----- Information shown

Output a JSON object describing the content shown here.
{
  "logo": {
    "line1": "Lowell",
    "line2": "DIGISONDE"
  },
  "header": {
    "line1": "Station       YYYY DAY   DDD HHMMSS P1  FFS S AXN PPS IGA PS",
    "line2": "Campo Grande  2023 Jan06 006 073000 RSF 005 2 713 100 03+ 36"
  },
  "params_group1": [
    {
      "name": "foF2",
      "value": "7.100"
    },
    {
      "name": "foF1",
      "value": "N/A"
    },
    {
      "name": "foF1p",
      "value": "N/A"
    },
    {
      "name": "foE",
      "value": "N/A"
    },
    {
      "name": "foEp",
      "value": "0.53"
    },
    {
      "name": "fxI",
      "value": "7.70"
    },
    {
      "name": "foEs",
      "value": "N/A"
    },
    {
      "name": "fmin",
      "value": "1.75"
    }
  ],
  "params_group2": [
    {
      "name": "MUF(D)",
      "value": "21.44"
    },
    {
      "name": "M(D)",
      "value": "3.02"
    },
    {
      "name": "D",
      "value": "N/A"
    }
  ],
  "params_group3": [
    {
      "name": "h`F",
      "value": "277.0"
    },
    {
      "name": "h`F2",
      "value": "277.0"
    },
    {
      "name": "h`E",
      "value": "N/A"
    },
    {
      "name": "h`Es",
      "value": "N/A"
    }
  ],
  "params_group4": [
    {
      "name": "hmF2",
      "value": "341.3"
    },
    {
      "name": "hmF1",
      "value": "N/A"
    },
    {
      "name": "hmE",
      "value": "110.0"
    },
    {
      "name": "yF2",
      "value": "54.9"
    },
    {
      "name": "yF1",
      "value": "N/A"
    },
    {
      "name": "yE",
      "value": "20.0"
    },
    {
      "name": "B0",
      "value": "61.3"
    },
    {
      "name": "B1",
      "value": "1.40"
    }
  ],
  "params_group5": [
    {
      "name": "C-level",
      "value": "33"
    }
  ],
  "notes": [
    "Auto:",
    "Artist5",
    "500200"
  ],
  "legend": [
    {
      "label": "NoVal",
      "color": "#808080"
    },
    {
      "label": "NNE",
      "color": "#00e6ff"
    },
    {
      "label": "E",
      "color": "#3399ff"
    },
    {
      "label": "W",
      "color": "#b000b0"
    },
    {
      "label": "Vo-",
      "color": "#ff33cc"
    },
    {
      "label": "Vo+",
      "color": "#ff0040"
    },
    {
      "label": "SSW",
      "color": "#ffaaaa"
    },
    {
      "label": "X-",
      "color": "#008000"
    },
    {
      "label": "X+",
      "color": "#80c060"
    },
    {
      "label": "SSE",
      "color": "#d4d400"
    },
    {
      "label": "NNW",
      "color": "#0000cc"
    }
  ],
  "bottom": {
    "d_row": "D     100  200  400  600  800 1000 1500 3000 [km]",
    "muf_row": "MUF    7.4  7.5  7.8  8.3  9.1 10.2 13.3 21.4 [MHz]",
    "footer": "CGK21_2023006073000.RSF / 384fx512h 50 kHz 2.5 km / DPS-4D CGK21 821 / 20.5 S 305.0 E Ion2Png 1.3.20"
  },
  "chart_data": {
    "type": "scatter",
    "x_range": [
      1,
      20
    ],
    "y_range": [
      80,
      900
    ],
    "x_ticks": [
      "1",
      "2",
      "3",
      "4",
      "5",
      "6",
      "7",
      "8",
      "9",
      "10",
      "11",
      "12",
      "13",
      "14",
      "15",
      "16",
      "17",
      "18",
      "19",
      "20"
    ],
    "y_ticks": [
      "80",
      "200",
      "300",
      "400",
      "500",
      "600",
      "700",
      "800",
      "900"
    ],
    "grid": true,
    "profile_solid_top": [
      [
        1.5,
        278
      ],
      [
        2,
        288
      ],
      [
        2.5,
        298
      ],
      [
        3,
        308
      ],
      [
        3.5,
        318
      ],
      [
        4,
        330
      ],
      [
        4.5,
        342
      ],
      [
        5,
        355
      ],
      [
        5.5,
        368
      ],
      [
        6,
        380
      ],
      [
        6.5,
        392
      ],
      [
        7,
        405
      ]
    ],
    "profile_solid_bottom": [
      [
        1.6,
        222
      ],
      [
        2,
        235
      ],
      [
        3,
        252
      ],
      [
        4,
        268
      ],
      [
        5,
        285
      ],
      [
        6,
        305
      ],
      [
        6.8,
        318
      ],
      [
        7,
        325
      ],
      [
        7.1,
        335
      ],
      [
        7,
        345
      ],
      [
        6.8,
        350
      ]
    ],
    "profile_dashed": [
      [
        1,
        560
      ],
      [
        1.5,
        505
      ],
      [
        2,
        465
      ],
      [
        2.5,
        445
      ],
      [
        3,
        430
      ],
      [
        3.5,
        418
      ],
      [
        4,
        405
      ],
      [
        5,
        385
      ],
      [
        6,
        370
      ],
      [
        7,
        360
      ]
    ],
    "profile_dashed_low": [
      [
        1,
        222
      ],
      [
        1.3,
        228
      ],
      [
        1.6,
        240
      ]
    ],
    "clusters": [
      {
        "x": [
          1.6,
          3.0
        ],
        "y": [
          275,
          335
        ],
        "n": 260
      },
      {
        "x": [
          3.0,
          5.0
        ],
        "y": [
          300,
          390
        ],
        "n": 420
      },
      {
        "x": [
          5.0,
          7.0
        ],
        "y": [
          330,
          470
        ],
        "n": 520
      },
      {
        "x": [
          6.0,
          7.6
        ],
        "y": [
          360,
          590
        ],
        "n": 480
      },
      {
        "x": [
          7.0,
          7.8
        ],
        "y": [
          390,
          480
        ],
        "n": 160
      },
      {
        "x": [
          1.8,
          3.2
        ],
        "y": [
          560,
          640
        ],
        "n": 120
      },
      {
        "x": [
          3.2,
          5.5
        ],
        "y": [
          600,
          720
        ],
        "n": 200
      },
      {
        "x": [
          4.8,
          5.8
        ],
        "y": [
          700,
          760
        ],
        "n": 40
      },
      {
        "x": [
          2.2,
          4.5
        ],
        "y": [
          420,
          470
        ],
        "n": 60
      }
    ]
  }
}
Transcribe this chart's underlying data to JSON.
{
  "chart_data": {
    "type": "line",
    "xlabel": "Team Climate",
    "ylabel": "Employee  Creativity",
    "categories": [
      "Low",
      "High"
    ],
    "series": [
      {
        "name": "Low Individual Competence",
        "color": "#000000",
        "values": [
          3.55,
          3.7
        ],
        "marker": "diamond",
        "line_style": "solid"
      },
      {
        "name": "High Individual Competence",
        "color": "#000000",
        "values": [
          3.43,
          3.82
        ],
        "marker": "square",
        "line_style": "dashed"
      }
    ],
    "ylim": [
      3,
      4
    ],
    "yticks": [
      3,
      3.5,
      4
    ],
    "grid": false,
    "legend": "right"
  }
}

----------

**Required task:** Extract all of the data above and output it character for character.

**Result of this task:**
Output a JSON object describing the content shown here.
{
  "logo": {
    "line1": "Lowell",
    "line2": "DIGISONDE"
  },
  "header": {
    "line1": "Station       YYYY DAY   DDD HHMMSS P1  FFS S AXN PPS IGA PS",
    "line2": "Campo Grande  2023 Jan06 006 073000 RSF 005 2 713 100 03+ 36"
  },
  "params_group1": [
    {
      "name": "foF2",
      "value": "7.100"
    },
    {
      "name": "foF1",
      "value": "N/A"
    },
    {
      "name": "foF1p",
      "value": "N/A"
    },
    {
      "name": "foE",
      "value": "N/A"
    },
    {
      "name": "foEp",
      "value": "0.53"
    },
    {
      "name": "fxI",
      "value": "7.70"
    },
    {
      "name": "foEs",
      "value": "N/A"
    },
    {
      "name": "fmin",
      "value": "1.75"
    }
  ],
  "params_group2": [
    {
      "name": "MUF(D)",
      "value": "21.44"
    },
    {
      "name": "M(D)",
      "value": "3.02"
    },
    {
      "name": "D",
      "value": "N/A"
    }
  ],
  "params_group3": [
    {
      "name": "h`F",
      "value": "277.0"
    },
    {
      "name": "h`F2",
      "value": "277.0"
    },
    {
      "name": "h`E",
      "value": "N/A"
    },
    {
      "name": "h`Es",
      "value": "N/A"
    }
  ],
  "params_group4": [
    {
      "name": "hmF2",
      "value": "341.3"
    },
    {
      "name": "hmF1",
      "value": "N/A"
    },
    {
      "name": "hmE",
      "value": "110.0"
    },
    {
      "name": "yF2",
      "value": "54.9"
    },
    {
      "name": "yF1",
      "value": "N/A"
    },
    {
      "name": "yE",
      "value": "20.0"
    },
    {
      "name": "B0",
      "value": "61.3"
    },
    {
      "name": "B1",
      "value": "1.40"
    }
  ],
  "params_group5": [
    {
      "name": "C-level",
      "value": "33"
    }
  ],
  "notes": [
    "Auto:",
    "Artist5",
    "500200"
  ],
  "legend": [
    {
      "label": "NoVal",
      "color": "#808080"
    },
    {
      "label": "NNE",
      "color": "#00e6ff"
    },
    {
      "label": "E",
      "color": "#3399ff"
    },
    {
      "label": "W",
      "color": "#b000b0"
    },
    {
      "label": "Vo-",
      "color": "#ff33cc"
    },
    {
      "label": "Vo+",
      "color": "#ff0040"
    },
    {
      "label": "SSW",
      "color": "#ffaaaa"
    },
    {
      "label": "X-",
      "color": "#008000"
    },
    {
      "label": "X+",
      "color": "#80c060"
    },
    {
      "label": "SSE",
      "color": "#d4d400"
    },
    {
      "label": "NNW",
      "color": "#0000cc"
    }
  ],
  "bottom": {
    "d_row": "D     100  200  400  600  800 1000 1500 3000 [km]",
    "muf_row": "MUF    7.4  7.5  7.8  8.3  9.1 10.2 13.3 21.4 [MHz]",
    "footer": "CGK21_2023006073000.RSF / 384fx512h 50 kHz 2.5 km / DPS-4D CGK21 821 / 20.5 S 305.0 E Ion2Png 1.3.20"
  },
  "chart_data": {
    "type": "scatter",
    "x_range": [
      1,
      20
    ],
    "y_range": [
      80,
      900
    ],
    "x_ticks": [
      "1",
      "2",
      "3",
      "4",
      "5",
      "6",
      "7",
      "8",
      "9",
      "10",
      "11",
      "12",
      "13",
      "14",
      "15",
      "16",
      "17",
      "18",
      "19",
      "20"
    ],
    "y_ticks": [
      "80",
      "200",
      "300",
      "400",
      "500",
      "600",
      "700",
      "800",
      "900"
    ],
    "grid": true,
    "profile_solid_top": [
      [
        1.5,
        278
      ],
      [
        2,
        288
      ],
      [
        2.5,
        298
      ],
      [
        3,
        308
      ],
      [
        3.5,
        318
      ],
      [
        4,
        330
      ],
      [
        4.5,
        342
      ],
      [
        5,
        355
      ],
      [
        5.5,
        368
      ],
      [
        6,
        380
      ],
      [
        6.5,
        392
      ],
      [
        7,
        405
      ]
    ],
    "profile_solid_bottom": [
      [
        1.6,
        222
      ],
      [
        2,
        235
      ],
      [
        3,
        252
      ],
      [
        4,
        268
      ],
      [
        5,
        285
      ],
      [
        6,
        305
      ],
      [
        6.8,
        318
      ],
      [
        7,
        325
      ],
      [
        7.1,
        335
      ],
      [
        7,
        345
      ],
      [
        6.8,
        350
      ]
    ],
    "profile_dashed": [
      [
        1,
        560
      ],
      [
        1.5,
        505
      ],
      [
        2,
        465
      ],
      [
        2.5,
        445
      ],
      [
        3,
        430
      ],
      [
        3.5,
        418
      ],
      [
        4,
        405
      ],
      [
        5,
        385
      ],
      [
        6,
        370
      ],
      [
        7,
        360
      ]
    ],
    "profile_dashed_low": [
      [
        1,
        222
      ],
      [
        1.3,
        228
      ],
      [
        1.6,
        240
      ]
    ],
    "clusters": [
      {
        "x": [
          1.6,
          3.0
        ],
        "y": [
          275,
          335
        ],
        "n": 260
      },
      {
        "x": [
          3.0,
          5.0
        ],
        "y": [
          300,
          390
        ],
        "n": 420
      },
      {
        "x": [
          5.0,
          7.0
        ],
        "y": [
          330,
          470
        ],
        "n": 520
      },
      {
        "x": [
          6.0,
          7.6
        ],
        "y": [
          360,
          590
        ],
        "n": 480
      },
      {
        "x": [
          7.0,
          7.8
        ],
        "y": [
          390,
          480
        ],
        "n": 160
      },
      {
        "x": [
          1.8,
          3.2
        ],
        "y": [
          560,
          640
        ],
        "n": 120
      },
      {
        "x": [
          3.2,
          5.5
        ],
        "y": [
          600,
          720
        ],
        "n": 200
      },
      {
        "x": [
          4.8,
          5.8
        ],
        "y": [
          700,
          760
        ],
        "n": 40
      },
      {
        "x": [
          2.2,
          4.5
        ],
        "y": [
          420,
          470
        ],
        "n": 60
      }
    ]
  }
}
Transcribe this chart's underlying data to JSON.
{
  "chart_data": {
    "type": "line",
    "xlabel": "Team Climate",
    "ylabel": "Employee  Creativity",
    "categories": [
      "Low",
      "High"
    ],
    "series": [
      {
        "name": "Low Individual Competence",
        "color": "#000000",
        "values": [
          3.55,
          3.7
        ],
        "marker": "diamond",
        "line_style": "solid"
      },
      {
        "name": "High Individual Competence",
        "color": "#000000",
        "values": [
          3.43,
          3.82
        ],
        "marker": "square",
        "line_style": "dashed"
      }
    ],
    "ylim": [
      3,
      4
    ],
    "yticks": [
      3,
      3.5,
      4
    ],
    "grid": false,
    "legend": "right"
  }
}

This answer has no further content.